> **WHAT THE EXERCISE ASKS**
Without skipping anything, write out each record below exactly.
>> Begin PROVIDED RECORDS
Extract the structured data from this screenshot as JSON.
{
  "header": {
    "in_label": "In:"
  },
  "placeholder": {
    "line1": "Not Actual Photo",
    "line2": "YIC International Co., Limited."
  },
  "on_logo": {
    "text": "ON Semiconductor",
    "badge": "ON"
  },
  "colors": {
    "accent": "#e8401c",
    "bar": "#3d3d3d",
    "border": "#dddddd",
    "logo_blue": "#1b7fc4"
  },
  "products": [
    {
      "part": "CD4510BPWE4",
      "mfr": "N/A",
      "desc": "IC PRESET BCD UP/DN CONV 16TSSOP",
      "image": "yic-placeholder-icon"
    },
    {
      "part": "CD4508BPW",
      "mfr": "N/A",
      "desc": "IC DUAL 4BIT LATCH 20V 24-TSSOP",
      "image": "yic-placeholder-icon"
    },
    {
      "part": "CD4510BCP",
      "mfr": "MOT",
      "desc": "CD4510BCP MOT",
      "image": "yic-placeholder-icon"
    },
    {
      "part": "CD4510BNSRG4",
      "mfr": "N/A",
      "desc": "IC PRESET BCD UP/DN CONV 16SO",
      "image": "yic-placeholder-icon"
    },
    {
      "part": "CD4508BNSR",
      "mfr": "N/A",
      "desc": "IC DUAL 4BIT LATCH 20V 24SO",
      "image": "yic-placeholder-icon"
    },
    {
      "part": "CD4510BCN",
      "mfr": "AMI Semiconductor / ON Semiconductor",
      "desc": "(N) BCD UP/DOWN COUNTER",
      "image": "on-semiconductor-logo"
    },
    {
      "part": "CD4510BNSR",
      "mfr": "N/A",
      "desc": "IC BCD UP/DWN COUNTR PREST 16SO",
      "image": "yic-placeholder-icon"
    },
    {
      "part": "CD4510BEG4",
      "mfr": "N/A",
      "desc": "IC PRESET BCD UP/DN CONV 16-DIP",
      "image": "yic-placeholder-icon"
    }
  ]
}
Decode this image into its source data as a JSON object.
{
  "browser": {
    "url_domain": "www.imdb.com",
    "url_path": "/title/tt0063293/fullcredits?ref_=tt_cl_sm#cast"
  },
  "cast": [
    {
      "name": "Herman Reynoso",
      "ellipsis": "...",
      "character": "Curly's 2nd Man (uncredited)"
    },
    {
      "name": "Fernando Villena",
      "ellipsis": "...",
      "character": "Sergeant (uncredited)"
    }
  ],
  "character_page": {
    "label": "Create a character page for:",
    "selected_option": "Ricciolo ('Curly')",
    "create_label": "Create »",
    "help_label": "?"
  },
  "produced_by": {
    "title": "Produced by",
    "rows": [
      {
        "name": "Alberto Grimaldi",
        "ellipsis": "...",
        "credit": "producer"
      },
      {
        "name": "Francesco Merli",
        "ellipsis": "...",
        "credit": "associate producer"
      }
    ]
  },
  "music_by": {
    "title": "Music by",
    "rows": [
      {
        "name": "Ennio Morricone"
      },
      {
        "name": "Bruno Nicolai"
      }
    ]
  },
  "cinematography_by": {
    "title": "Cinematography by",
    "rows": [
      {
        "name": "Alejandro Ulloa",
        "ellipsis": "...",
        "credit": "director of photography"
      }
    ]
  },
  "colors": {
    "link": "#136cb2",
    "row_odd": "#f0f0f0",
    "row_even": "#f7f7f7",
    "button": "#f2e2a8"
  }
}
>> End PROVIDED RECORDS
> **RESPONSE BELOW**
Extract the structured data from this screenshot as JSON.
{
  "header": {
    "in_label": "In:"
  },
  "placeholder": {
    "line1": "Not Actual Photo",
    "line2": "YIC International Co., Limited."
  },
  "on_logo": {
    "text": "ON Semiconductor",
    "badge": "ON"
  },
  "colors": {
    "accent": "#e8401c",
    "bar": "#3d3d3d",
    "border": "#dddddd",
    "logo_blue": "#1b7fc4"
  },
  "products": [
    {
      "part": "CD4510BPWE4",
      "mfr": "N/A",
      "desc": "IC PRESET BCD UP/DN CONV 16TSSOP",
      "image": "yic-placeholder-icon"
    },
    {
      "part": "CD4508BPW",
      "mfr": "N/A",
      "desc": "IC DUAL 4BIT LATCH 20V 24-TSSOP",
      "image": "yic-placeholder-icon"
    },
    {
      "part": "CD4510BCP",
      "mfr": "MOT",
      "desc": "CD4510BCP MOT",
      "image": "yic-placeholder-icon"
    },
    {
      "part": "CD4510BNSRG4",
      "mfr": "N/A",
      "desc": "IC PRESET BCD UP/DN CONV 16SO",
      "image": "yic-placeholder-icon"
    },
    {
      "part": "CD4508BNSR",
      "mfr": "N/A",
      "desc": "IC DUAL 4BIT LATCH 20V 24SO",
      "image": "yic-placeholder-icon"
    },
    {
      "part": "CD4510BCN",
      "mfr": "AMI Semiconductor / ON Semiconductor",
      "desc": "(N) BCD UP/DOWN COUNTER",
      "image": "on-semiconductor-logo"
    },
    {
      "part": "CD4510BNSR",
      "mfr": "N/A",
      "desc": "IC BCD UP/DWN COUNTR PREST 16SO",
      "image": "yic-placeholder-icon"
    },
    {
      "part": "CD4510BEG4",
      "mfr": "N/A",
      "desc": "IC PRESET BCD UP/DN CONV 16-DIP",
      "image": "yic-placeholder-icon"
    }
  ]
}
Decode this image into its source data as a JSON object.
{
  "browser": {
    "url_domain": "www.imdb.com",
    "url_path": "/title/tt0063293/fullcredits?ref_=tt_cl_sm#cast"
  },
  "cast": [
    {
      "name": "Herman Reynoso",
      "ellipsis": "...",
      "character": "Curly's 2nd Man (uncredited)"
    },
    {
      "name": "Fernando Villena",
      "ellipsis": "...",
      "character": "Sergeant (uncredited)"
    }
  ],
  "character_page": {
    "label": "Create a character page for:",
    "selected_option": "Ricciolo ('Curly')",
    "create_label": "Create »",
    "help_label": "?"
  },
  "produced_by": {
    "title": "Produced by",
    "rows": [
      {
        "name": "Alberto Grimaldi",
        "ellipsis": "...",
        "credit": "producer"
      },
      {
        "name": "Francesco Merli",
        "ellipsis": "...",
        "credit": "associate producer"
      }
    ]
  },
  "music_by": {
    "title": "Music by",
    "rows": [
      {
        "name": "Ennio Morricone"
      },
      {
        "name": "Bruno Nicolai"
      }
    ]
  },
  "cinematography_by": {
    "title": "Cinematography by",
    "rows": [
      {
        "name": "Alejandro Ulloa",
        "ellipsis": "...",
        "credit": "director of photography"
      }
    ]
  },
  "colors": {
    "link": "#136cb2",
    "row_odd": "#f0f0f0",
    "row_even": "#f7f7f7",
    "button": "#f2e2a8"
  }
}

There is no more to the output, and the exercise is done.